• _Problem requirements_
Repeat the listing below in full, exactly as it stands.

:: Given entries

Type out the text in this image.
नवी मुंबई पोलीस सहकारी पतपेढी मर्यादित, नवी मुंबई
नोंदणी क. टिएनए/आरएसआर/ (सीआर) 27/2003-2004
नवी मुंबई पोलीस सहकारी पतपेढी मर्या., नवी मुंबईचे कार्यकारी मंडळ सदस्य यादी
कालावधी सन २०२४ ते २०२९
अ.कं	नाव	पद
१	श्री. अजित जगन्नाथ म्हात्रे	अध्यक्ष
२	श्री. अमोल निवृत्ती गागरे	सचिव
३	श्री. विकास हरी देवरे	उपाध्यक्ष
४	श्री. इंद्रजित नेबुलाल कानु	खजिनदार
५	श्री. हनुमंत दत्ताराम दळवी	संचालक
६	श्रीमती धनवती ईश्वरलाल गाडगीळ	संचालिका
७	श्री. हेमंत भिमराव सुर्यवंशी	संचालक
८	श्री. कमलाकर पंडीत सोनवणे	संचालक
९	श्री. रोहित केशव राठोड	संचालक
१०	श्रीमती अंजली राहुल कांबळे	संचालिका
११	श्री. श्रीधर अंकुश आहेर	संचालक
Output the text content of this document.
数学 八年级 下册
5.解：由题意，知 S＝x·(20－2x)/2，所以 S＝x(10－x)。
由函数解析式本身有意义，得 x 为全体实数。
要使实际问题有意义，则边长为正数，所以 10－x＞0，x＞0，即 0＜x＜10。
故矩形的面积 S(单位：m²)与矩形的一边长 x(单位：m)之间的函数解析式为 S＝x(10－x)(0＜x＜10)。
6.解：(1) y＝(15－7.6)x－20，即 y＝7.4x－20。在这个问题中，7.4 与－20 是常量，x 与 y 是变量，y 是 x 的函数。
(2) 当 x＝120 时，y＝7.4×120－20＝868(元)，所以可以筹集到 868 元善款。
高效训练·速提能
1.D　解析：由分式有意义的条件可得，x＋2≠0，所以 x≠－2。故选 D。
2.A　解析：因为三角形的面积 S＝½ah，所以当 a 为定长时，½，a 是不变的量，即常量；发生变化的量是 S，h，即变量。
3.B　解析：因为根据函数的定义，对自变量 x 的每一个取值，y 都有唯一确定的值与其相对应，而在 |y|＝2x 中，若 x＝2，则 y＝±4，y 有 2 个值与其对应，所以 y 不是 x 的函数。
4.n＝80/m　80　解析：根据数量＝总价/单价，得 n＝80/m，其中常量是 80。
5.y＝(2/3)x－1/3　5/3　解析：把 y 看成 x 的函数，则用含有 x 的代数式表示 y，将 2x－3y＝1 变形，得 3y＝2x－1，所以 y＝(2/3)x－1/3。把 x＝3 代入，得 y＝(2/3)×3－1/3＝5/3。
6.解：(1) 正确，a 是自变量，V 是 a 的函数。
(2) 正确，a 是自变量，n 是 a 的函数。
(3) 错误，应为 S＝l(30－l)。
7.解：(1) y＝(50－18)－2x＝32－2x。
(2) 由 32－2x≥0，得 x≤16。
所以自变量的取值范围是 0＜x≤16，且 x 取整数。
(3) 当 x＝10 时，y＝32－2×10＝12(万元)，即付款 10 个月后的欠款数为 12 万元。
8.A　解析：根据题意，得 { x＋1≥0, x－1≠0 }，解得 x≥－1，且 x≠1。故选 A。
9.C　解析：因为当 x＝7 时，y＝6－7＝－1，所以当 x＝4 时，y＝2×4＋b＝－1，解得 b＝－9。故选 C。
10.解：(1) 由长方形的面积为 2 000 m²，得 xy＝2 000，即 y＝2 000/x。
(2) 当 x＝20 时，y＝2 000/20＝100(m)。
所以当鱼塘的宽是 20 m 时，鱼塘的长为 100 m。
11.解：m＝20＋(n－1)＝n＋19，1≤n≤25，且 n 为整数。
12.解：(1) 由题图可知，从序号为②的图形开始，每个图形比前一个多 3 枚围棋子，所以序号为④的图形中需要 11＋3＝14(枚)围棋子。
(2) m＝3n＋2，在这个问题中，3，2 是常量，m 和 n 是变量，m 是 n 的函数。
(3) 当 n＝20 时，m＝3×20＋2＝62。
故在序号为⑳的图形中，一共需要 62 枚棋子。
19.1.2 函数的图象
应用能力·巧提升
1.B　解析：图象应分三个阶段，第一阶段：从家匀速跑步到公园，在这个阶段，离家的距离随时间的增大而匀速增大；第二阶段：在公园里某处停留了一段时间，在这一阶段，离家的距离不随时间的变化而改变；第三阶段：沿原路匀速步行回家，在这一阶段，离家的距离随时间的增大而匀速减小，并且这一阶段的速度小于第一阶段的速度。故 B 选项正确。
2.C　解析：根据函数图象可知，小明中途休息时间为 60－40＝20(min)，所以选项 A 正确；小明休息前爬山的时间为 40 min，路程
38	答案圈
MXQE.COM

::::

• _Output of the exercise_
Type out the text in this image.
नवी मुंबई पोलीस सहकारी पतपेढी मर्यादित, नवी मुंबई
नोंदणी क. टिएनए/आरएसआर/ (सीआर) 27/2003-2004
नवी मुंबई पोलीस सहकारी पतपेढी मर्या., नवी मुंबईचे कार्यकारी मंडळ सदस्य यादी
कालावधी सन २०२४ ते २०२९
अ.कं	नाव	पद
१	श्री. अजित जगन्नाथ म्हात्रे	अध्यक्ष
२	श्री. अमोल निवृत्ती गागरे	सचिव
३	श्री. विकास हरी देवरे	उपाध्यक्ष
४	श्री. इंद्रजित नेबुलाल कानु	खजिनदार
५	श्री. हनुमंत दत्ताराम दळवी	संचालक
६	श्रीमती धनवती ईश्वरलाल गाडगीळ	संचालिका
७	श्री. हेमंत भिमराव सुर्यवंशी	संचालक
८	श्री. कमलाकर पंडीत सोनवणे	संचालक
९	श्री. रोहित केशव राठोड	संचालक
१०	श्रीमती अंजली राहुल कांबळे	संचालिका
११	श्री. श्रीधर अंकुश आहेर	संचालक
Output the text content of this document.
数学 八年级 下册
5.解：由题意，知 S＝x·(20－2x)/2，所以 S＝x(10－x)。
由函数解析式本身有意义，得 x 为全体实数。
要使实际问题有意义，则边长为正数，所以 10－x＞0，x＞0，即 0＜x＜10。
故矩形的面积 S(单位：m²)与矩形的一边长 x(单位：m)之间的函数解析式为 S＝x(10－x)(0＜x＜10)。
6.解：(1) y＝(15－7.6)x－20，即 y＝7.4x－20。在这个问题中，7.4 与－20 是常量，x 与 y 是变量，y 是 x 的函数。
(2) 当 x＝120 时，y＝7.4×120－20＝868(元)，所以可以筹集到 868 元善款。
高效训练·速提能
1.D　解析：由分式有意义的条件可得，x＋2≠0，所以 x≠－2。故选 D。
2.A　解析：因为三角形的面积 S＝½ah，所以当 a 为定长时，½，a 是不变的量，即常量；发生变化的量是 S，h，即变量。
3.B　解析：因为根据函数的定义，对自变量 x 的每一个取值，y 都有唯一确定的值与其相对应，而在 |y|＝2x 中，若 x＝2，则 y＝±4，y 有 2 个值与其对应，所以 y 不是 x 的函数。
4.n＝80/m　80　解析：根据数量＝总价/单价，得 n＝80/m，其中常量是 80。
5.y＝(2/3)x－1/3　5/3　解析：把 y 看成 x 的函数，则用含有 x 的代数式表示 y，将 2x－3y＝1 变形，得 3y＝2x－1，所以 y＝(2/3)x－1/3。把 x＝3 代入，得 y＝(2/3)×3－1/3＝5/3。
6.解：(1) 正确，a 是自变量，V 是 a 的函数。
(2) 正确，a 是自变量，n 是 a 的函数。
(3) 错误，应为 S＝l(30－l)。
7.解：(1) y＝(50－18)－2x＝32－2x。
(2) 由 32－2x≥0，得 x≤16。
所以自变量的取值范围是 0＜x≤16，且 x 取整数。
(3) 当 x＝10 时，y＝32－2×10＝12(万元)，即付款 10 个月后的欠款数为 12 万元。
8.A　解析：根据题意，得 { x＋1≥0, x－1≠0 }，解得 x≥－1，且 x≠1。故选 A。
9.C　解析：因为当 x＝7 时，y＝6－7＝－1，所以当 x＝4 时，y＝2×4＋b＝－1，解得 b＝－9。故选 C。
10.解：(1) 由长方形的面积为 2 000 m²，得 xy＝2 000，即 y＝2 000/x。
(2) 当 x＝20 时，y＝2 000/20＝100(m)。
所以当鱼塘的宽是 20 m 时，鱼塘的长为 100 m。
11.解：m＝20＋(n－1)＝n＋19，1≤n≤25，且 n 为整数。
12.解：(1) 由题图可知，从序号为②的图形开始，每个图形比前一个多 3 枚围棋子，所以序号为④的图形中需要 11＋3＝14(枚)围棋子。
(2) m＝3n＋2，在这个问题中，3，2 是常量，m 和 n 是变量，m 是 n 的函数。
(3) 当 n＝20 时，m＝3×20＋2＝62。
故在序号为⑳的图形中，一共需要 62 枚棋子。
19.1.2 函数的图象
应用能力·巧提升
1.B　解析：图象应分三个阶段，第一阶段：从家匀速跑步到公园，在这个阶段，离家的距离随时间的增大而匀速增大；第二阶段：在公园里某处停留了一段时间，在这一阶段，离家的距离不随时间的变化而改变；第三阶段：沿原路匀速步行回家，在这一阶段，离家的距离随时间的增大而匀速减小，并且这一阶段的速度小于第一阶段的速度。故 B 选项正确。
2.C　解析：根据函数图象可知，小明中途休息时间为 60－40＝20(min)，所以选项 A 正确；小明休息前爬山的时间为 40 min，路程
38	答案圈
MXQE.COM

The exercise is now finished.